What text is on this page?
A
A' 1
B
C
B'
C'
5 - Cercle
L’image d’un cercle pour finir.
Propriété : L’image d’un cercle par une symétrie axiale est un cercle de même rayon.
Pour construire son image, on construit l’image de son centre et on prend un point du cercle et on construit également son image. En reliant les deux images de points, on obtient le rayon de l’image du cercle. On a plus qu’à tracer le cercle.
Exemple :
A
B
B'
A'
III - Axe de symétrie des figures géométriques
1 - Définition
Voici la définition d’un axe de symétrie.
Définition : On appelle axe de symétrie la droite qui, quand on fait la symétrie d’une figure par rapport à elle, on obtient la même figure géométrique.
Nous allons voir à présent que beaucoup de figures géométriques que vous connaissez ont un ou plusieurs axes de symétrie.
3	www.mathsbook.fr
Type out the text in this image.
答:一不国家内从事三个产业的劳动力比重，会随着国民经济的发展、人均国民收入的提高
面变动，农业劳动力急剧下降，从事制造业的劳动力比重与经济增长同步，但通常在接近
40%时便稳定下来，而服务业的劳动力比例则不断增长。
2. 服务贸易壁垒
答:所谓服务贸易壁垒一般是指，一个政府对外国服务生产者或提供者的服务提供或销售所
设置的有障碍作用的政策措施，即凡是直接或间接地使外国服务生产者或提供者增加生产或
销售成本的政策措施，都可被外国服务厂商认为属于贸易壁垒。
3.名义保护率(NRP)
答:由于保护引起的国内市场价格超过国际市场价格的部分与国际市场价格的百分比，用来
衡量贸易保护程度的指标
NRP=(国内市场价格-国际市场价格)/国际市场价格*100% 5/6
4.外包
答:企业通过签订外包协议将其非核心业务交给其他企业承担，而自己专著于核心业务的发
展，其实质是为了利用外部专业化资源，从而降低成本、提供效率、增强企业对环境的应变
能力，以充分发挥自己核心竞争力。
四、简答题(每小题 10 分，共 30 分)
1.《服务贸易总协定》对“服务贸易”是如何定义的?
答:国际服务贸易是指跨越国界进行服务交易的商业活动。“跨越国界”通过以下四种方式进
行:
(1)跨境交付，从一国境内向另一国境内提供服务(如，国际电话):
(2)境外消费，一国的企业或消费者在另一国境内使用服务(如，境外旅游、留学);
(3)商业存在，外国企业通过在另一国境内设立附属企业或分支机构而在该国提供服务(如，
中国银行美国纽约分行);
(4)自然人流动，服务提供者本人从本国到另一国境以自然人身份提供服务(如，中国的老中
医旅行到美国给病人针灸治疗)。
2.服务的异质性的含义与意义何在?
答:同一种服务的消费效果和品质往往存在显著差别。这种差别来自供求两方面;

--- --- ---

### GIVEN TASK:
Would you reproduce all the entries exactly?

### REPLY:
What text is on this page?
A
A' 1
B
C
B'
C'
5 - Cercle
L’image d’un cercle pour finir.
Propriété : L’image d’un cercle par une symétrie axiale est un cercle de même rayon.
Pour construire son image, on construit l’image de son centre et on prend un point du cercle et on construit également son image. En reliant les deux images de points, on obtient le rayon de l’image du cercle. On a plus qu’à tracer le cercle.
Exemple :
A
B
B'
A'
III - Axe de symétrie des figures géométriques
1 - Définition
Voici la définition d’un axe de symétrie.
Définition : On appelle axe de symétrie la droite qui, quand on fait la symétrie d’une figure par rapport à elle, on obtient la même figure géométrique.
Nous allons voir à présent que beaucoup de figures géométriques que vous connaissez ont un ou plusieurs axes de symétrie.
3	www.mathsbook.fr
Type out the text in this image.
答:一不国家内从事三个产业的劳动力比重，会随着国民经济的发展、人均国民收入的提高
面变动，农业劳动力急剧下降，从事制造业的劳动力比重与经济增长同步，但通常在接近
40%时便稳定下来，而服务业的劳动力比例则不断增长。
2. 服务贸易壁垒
答:所谓服务贸易壁垒一般是指，一个政府对外国服务生产者或提供者的服务提供或销售所
设置的有障碍作用的政策措施，即凡是直接或间接地使外国服务生产者或提供者增加生产或
销售成本的政策措施，都可被外国服务厂商认为属于贸易壁垒。
3.名义保护率(NRP)
答:由于保护引起的国内市场价格超过国际市场价格的部分与国际市场价格的百分比，用来
衡量贸易保护程度的指标
NRP=(国内市场价格-国际市场价格)/国际市场价格*100% 5/6
4.外包
答:企业通过签订外包协议将其非核心业务交给其他企业承担，而自己专著于核心业务的发
展，其实质是为了利用外部专业化资源，从而降低成本、提供效率、增强企业对环境的应变
能力，以充分发挥自己核心竞争力。
四、简答题(每小题 10 分，共 30 分)
1.《服务贸易总协定》对“服务贸易”是如何定义的?
答:国际服务贸易是指跨越国界进行服务交易的商业活动。“跨越国界”通过以下四种方式进
行:
(1)跨境交付，从一国境内向另一国境内提供服务(如，国际电话):
(2)境外消费，一国的企业或消费者在另一国境内使用服务(如，境外旅游、留学);
(3)商业存在，外国企业通过在另一国境内设立附属企业或分支机构而在该国提供服务(如，
中国银行美国纽约分行);
(4)自然人流动，服务提供者本人从本国到另一国境以自然人身份提供服务(如，中国的老中
医旅行到美国给病人针灸治疗)。
2.服务的异质性的含义与意义何在?
答:同一种服务的消费效果和品质往往存在显著差别。这种差别来自供求两方面;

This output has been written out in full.